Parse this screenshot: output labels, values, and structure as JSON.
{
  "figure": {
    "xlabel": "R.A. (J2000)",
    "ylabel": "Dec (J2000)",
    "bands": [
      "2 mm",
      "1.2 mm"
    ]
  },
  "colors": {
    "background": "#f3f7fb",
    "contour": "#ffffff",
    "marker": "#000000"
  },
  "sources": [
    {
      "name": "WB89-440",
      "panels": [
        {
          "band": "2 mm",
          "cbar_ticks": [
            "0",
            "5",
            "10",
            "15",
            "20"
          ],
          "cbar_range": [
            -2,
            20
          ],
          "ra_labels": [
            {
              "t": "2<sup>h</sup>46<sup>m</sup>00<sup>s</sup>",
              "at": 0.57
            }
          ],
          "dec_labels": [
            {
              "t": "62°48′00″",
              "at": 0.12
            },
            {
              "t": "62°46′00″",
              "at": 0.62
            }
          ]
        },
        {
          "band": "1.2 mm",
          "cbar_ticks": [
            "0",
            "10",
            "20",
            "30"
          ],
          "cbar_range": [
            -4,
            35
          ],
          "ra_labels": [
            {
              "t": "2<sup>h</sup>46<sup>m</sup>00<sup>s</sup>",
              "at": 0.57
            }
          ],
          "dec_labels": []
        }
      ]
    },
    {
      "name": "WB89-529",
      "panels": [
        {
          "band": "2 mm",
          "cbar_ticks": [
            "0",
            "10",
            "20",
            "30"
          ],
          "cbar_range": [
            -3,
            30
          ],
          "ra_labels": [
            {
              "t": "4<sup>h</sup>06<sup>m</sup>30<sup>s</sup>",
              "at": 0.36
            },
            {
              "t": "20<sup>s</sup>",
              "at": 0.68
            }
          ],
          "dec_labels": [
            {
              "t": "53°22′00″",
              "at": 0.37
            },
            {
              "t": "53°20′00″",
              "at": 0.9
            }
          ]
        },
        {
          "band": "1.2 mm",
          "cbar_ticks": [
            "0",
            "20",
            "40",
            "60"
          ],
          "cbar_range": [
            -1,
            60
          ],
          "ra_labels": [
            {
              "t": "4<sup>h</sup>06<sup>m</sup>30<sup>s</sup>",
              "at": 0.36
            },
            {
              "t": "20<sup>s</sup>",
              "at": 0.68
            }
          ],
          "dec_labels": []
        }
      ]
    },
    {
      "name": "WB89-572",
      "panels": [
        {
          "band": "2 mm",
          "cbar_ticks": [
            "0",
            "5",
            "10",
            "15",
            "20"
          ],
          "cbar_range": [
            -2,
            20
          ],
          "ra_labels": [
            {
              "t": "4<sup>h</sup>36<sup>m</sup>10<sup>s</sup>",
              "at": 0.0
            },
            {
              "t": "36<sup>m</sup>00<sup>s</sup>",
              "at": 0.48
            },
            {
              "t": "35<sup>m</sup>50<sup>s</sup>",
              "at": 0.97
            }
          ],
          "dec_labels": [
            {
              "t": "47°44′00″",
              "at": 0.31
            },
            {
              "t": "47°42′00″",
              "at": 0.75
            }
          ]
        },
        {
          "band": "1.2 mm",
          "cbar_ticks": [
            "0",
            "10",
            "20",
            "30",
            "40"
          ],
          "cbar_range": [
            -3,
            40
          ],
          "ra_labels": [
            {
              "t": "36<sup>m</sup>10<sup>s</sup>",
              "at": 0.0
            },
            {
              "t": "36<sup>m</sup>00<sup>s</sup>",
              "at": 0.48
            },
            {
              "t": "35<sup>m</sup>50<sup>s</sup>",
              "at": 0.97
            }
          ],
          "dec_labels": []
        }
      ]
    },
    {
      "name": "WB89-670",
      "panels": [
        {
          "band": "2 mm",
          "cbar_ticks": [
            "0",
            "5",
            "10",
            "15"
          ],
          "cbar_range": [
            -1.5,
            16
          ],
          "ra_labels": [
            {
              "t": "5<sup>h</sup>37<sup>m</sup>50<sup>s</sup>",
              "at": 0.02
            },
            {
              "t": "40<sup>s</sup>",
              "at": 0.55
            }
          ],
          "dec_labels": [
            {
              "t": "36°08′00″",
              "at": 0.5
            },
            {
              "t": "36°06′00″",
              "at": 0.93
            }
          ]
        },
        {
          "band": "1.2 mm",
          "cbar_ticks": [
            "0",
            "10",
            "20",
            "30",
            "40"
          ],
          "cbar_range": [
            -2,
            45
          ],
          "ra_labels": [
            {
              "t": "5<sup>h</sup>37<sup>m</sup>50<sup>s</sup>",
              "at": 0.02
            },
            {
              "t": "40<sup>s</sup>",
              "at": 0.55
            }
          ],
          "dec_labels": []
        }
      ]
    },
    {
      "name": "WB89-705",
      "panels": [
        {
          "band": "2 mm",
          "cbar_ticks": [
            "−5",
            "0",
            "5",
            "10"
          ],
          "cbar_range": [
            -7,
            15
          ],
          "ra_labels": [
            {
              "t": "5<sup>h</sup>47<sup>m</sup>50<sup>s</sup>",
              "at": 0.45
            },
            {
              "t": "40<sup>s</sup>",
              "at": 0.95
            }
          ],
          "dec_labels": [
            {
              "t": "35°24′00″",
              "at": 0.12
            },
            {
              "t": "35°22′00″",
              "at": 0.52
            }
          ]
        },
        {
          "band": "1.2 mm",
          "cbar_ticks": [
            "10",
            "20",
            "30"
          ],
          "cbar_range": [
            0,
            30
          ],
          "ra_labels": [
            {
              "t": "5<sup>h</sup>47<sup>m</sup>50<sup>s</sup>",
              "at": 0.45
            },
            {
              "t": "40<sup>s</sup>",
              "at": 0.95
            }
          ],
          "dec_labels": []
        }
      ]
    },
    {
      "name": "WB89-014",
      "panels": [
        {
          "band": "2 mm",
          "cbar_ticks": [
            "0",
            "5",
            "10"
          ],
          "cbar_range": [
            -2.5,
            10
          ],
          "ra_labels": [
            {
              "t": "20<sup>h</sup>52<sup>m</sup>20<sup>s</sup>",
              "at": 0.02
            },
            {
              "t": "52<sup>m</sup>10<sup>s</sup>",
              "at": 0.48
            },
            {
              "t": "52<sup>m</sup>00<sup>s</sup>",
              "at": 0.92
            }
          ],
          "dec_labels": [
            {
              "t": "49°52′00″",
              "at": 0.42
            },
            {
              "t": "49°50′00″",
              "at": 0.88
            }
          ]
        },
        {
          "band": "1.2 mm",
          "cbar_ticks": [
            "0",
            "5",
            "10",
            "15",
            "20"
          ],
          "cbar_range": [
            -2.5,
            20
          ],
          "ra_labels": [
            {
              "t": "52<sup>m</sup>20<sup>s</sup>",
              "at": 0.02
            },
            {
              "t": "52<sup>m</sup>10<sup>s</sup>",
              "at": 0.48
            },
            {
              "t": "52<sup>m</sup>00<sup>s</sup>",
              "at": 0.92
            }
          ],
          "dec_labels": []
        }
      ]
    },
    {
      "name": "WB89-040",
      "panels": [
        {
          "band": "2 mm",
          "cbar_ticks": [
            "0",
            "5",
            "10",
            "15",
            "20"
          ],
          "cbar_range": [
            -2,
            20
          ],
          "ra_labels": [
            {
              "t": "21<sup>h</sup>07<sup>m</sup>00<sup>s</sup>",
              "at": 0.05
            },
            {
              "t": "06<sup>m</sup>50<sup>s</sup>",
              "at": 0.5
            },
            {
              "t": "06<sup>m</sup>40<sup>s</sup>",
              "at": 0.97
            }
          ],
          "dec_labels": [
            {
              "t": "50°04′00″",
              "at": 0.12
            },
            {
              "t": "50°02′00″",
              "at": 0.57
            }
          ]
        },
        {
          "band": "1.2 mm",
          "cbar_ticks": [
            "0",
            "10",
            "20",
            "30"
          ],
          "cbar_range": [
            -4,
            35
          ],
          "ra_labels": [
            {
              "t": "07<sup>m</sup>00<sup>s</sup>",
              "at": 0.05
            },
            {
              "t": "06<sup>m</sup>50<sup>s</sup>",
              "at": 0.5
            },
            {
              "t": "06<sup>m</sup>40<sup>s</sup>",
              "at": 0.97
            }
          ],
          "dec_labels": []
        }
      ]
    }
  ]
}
= = = = = = =
__EXERCISE DETAILS__
Return every line containing "name".

__SOLUTION FOR THIS EXERCISE__
      "name": "WB89-440",
      "name": "WB89-529",
      "name": "WB89-572",
      "name": "WB89-670",
      "name": "WB89-705",
      "name": "WB89-014",
      "name": "WB89-040",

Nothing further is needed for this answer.